▶ Task to complete: Count every line that has the word "Technical" in it; give no more than the number.

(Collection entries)
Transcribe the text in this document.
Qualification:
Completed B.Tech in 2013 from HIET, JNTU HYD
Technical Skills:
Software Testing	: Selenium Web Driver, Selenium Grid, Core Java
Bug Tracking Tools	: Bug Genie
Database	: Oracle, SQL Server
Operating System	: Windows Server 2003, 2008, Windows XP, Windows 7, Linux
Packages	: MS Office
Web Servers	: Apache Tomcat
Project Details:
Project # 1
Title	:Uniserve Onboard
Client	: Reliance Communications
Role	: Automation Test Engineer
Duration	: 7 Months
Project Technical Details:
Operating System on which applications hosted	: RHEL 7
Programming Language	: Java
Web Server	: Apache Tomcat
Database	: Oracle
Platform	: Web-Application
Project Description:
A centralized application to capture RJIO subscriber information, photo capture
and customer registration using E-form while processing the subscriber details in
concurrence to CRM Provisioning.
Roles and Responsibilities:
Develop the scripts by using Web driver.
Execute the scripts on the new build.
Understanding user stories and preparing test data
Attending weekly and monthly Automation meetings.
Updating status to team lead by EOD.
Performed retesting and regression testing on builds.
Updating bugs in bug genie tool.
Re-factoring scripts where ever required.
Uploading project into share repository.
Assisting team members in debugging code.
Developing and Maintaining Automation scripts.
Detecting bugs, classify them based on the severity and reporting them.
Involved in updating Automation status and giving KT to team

▶ Response to the task: 2